----- Record excerpts -----
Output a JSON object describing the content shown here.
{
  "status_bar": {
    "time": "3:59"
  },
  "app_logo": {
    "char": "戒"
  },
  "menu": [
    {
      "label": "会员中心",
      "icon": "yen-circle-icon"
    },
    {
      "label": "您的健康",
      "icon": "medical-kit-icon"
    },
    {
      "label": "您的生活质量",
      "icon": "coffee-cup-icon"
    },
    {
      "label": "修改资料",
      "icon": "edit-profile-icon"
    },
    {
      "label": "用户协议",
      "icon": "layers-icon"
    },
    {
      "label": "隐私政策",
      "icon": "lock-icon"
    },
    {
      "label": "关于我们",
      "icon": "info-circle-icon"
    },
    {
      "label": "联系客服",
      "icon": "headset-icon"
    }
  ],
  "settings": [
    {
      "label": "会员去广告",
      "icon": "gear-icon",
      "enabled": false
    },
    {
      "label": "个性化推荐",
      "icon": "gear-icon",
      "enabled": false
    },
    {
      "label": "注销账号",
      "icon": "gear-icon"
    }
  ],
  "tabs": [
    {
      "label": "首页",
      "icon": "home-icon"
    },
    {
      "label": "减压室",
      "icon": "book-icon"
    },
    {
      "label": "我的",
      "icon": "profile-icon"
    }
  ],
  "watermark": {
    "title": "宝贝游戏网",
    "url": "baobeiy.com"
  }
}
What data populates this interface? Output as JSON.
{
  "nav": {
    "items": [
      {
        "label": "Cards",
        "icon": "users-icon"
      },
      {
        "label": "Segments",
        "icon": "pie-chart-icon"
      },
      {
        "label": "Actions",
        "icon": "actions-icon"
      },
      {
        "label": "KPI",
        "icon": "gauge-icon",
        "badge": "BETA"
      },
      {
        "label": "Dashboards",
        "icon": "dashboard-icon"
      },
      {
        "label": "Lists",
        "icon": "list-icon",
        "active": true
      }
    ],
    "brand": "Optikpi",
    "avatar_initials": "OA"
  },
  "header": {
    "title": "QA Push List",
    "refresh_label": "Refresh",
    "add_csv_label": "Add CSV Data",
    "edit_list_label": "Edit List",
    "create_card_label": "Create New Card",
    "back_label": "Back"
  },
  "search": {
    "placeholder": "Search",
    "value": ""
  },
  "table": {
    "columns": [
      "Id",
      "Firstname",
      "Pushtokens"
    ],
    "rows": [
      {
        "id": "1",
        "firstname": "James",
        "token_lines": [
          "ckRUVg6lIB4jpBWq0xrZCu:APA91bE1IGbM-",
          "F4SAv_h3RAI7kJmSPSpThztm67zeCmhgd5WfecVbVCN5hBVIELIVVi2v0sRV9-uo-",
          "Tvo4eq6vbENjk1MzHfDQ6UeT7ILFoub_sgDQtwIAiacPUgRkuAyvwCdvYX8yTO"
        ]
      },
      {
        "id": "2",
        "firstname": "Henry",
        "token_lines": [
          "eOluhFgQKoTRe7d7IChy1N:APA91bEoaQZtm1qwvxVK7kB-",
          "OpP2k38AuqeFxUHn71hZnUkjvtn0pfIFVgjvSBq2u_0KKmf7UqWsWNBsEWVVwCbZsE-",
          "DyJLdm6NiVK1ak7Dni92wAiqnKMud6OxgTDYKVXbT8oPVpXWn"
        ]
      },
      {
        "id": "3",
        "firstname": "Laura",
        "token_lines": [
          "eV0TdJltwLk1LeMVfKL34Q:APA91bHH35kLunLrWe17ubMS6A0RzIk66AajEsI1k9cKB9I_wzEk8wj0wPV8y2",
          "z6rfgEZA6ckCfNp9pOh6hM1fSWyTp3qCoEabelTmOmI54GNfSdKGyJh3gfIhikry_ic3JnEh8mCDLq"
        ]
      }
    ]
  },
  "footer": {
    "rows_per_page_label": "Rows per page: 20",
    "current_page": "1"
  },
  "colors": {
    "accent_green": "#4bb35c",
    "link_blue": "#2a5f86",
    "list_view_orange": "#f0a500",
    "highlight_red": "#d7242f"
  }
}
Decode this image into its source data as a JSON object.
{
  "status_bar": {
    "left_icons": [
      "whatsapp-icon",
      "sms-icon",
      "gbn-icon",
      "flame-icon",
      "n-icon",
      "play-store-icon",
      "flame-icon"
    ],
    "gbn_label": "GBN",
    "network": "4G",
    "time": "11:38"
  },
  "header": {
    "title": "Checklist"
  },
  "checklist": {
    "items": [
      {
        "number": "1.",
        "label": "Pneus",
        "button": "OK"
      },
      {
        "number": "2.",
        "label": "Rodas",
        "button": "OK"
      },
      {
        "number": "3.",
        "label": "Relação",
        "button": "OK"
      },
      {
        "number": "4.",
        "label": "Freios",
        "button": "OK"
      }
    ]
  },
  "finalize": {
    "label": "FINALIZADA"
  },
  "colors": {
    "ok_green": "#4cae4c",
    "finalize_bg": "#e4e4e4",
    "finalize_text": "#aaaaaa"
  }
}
-----
> **Objective**
Copy out each line that contains the word "Output".

> **Response to this exercise**
Output a JSON object describing the content shown here.
What data populates this interface? Output as JSON.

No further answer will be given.